» **STATED EXERCISE**: Write out every single entry exactly.

(Data listing)
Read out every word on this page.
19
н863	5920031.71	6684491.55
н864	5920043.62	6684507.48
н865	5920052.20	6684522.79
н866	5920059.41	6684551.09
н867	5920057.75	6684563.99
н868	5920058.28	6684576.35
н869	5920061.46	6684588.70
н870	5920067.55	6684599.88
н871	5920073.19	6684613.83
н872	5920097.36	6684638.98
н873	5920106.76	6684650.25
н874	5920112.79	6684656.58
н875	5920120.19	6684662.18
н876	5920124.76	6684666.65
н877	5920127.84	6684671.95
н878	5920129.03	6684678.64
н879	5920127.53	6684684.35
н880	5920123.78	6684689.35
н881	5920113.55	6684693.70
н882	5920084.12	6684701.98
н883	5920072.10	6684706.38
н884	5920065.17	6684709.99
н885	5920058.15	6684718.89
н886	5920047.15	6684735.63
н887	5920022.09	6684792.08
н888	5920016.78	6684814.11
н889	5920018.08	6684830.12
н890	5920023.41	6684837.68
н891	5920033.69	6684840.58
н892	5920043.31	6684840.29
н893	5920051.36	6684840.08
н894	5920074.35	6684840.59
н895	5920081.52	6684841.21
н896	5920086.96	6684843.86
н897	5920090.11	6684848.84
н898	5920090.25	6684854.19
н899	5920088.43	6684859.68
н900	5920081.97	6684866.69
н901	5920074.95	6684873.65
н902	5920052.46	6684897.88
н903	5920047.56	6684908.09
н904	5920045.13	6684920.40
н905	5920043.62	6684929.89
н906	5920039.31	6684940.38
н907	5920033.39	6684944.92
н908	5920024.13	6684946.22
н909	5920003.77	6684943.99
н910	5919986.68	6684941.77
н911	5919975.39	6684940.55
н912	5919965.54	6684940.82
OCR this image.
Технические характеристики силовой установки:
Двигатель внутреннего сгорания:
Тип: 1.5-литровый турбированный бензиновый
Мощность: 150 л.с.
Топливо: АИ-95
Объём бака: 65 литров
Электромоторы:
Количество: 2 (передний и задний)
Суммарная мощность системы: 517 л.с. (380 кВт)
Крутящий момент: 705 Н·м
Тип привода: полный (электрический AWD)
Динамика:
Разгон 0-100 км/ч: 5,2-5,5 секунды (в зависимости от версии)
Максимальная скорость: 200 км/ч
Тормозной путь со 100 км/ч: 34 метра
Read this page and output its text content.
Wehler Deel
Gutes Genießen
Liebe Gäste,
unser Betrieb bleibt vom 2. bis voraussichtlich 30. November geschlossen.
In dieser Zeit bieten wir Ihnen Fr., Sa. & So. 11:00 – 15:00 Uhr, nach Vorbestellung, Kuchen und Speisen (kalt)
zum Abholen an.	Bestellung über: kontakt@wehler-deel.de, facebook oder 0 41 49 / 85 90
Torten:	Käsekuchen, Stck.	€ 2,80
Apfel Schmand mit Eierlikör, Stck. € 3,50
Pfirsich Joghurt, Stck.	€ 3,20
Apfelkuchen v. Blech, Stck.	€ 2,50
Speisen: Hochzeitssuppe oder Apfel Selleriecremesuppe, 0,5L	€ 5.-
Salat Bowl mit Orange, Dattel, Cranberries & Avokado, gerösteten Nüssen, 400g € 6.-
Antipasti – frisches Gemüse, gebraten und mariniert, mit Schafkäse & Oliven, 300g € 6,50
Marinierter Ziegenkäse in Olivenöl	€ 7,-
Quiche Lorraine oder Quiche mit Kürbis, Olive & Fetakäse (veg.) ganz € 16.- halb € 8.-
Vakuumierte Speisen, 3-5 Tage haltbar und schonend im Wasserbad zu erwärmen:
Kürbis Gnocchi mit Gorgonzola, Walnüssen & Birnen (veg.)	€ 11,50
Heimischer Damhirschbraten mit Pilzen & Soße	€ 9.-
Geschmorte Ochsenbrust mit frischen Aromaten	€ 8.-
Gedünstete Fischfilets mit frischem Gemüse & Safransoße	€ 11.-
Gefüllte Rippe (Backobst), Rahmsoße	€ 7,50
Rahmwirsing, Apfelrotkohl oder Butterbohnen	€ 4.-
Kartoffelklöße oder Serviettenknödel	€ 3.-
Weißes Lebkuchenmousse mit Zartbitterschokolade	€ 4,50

» **SOLUTION BELOW**:
Read out every word on this page.
19
н863	5920031.71	6684491.55
н864	5920043.62	6684507.48
н865	5920052.20	6684522.79
н866	5920059.41	6684551.09
н867	5920057.75	6684563.99
н868	5920058.28	6684576.35
н869	5920061.46	6684588.70
н870	5920067.55	6684599.88
н871	5920073.19	6684613.83
н872	5920097.36	6684638.98
н873	5920106.76	6684650.25
н874	5920112.79	6684656.58
н875	5920120.19	6684662.18
н876	5920124.76	6684666.65
н877	5920127.84	6684671.95
н878	5920129.03	6684678.64
н879	5920127.53	6684684.35
н880	5920123.78	6684689.35
н881	5920113.55	6684693.70
н882	5920084.12	6684701.98
н883	5920072.10	6684706.38
н884	5920065.17	6684709.99
н885	5920058.15	6684718.89
н886	5920047.15	6684735.63
н887	5920022.09	6684792.08
н888	5920016.78	6684814.11
н889	5920018.08	6684830.12
н890	5920023.41	6684837.68
н891	5920033.69	6684840.58
н892	5920043.31	6684840.29
н893	5920051.36	6684840.08
н894	5920074.35	6684840.59
н895	5920081.52	6684841.21
н896	5920086.96	6684843.86
н897	5920090.11	6684848.84
н898	5920090.25	6684854.19
н899	5920088.43	6684859.68
н900	5920081.97	6684866.69
н901	5920074.95	6684873.65
н902	5920052.46	6684897.88
н903	5920047.56	6684908.09
н904	5920045.13	6684920.40
н905	5920043.62	6684929.89
н906	5920039.31	6684940.38
н907	5920033.39	6684944.92
н908	5920024.13	6684946.22
н909	5920003.77	6684943.99
н910	5919986.68	6684941.77
н911	5919975.39	6684940.55
н912	5919965.54	6684940.82
OCR this image.
Технические характеристики силовой установки:
Двигатель внутреннего сгорания:
Тип: 1.5-литровый турбированный бензиновый
Мощность: 150 л.с.
Топливо: АИ-95
Объём бака: 65 литров
Электромоторы:
Количество: 2 (передний и задний)
Суммарная мощность системы: 517 л.с. (380 кВт)
Крутящий момент: 705 Н·м
Тип привода: полный (электрический AWD)
Динамика:
Разгон 0-100 км/ч: 5,2-5,5 секунды (в зависимости от версии)
Максимальная скорость: 200 км/ч
Тормозной путь со 100 км/ч: 34 метра
Read this page and output its text content.
Wehler Deel
Gutes Genießen
Liebe Gäste,
unser Betrieb bleibt vom 2. bis voraussichtlich 30. November geschlossen.
In dieser Zeit bieten wir Ihnen Fr., Sa. & So. 11:00 – 15:00 Uhr, nach Vorbestellung, Kuchen und Speisen (kalt)
zum Abholen an.	Bestellung über: kontakt@wehler-deel.de, facebook oder 0 41 49 / 85 90
Torten:	Käsekuchen, Stck.	€ 2,80
Apfel Schmand mit Eierlikör, Stck. € 3,50
Pfirsich Joghurt, Stck.	€ 3,20
Apfelkuchen v. Blech, Stck.	€ 2,50
Speisen: Hochzeitssuppe oder Apfel Selleriecremesuppe, 0,5L	€ 5.-
Salat Bowl mit Orange, Dattel, Cranberries & Avokado, gerösteten Nüssen, 400g € 6.-
Antipasti – frisches Gemüse, gebraten und mariniert, mit Schafkäse & Oliven, 300g € 6,50
Marinierter Ziegenkäse in Olivenöl	€ 7,-
Quiche Lorraine oder Quiche mit Kürbis, Olive & Fetakäse (veg.) ganz € 16.- halb € 8.-
Vakuumierte Speisen, 3-5 Tage haltbar und schonend im Wasserbad zu erwärmen:
Kürbis Gnocchi mit Gorgonzola, Walnüssen & Birnen (veg.)	€ 11,50
Heimischer Damhirschbraten mit Pilzen & Soße	€ 9.-
Geschmorte Ochsenbrust mit frischen Aromaten	€ 8.-
Gedünstete Fischfilets mit frischem Gemüse & Safransoße	€ 11.-
Gefüllte Rippe (Backobst), Rahmsoße	€ 7,50
Rahmwirsing, Apfelrotkohl oder Butterbohnen	€ 4.-
Kartoffelklöße oder Serviettenknödel	€ 3.-
Weißes Lebkuchenmousse mit Zartbitterschokolade	€ 4,50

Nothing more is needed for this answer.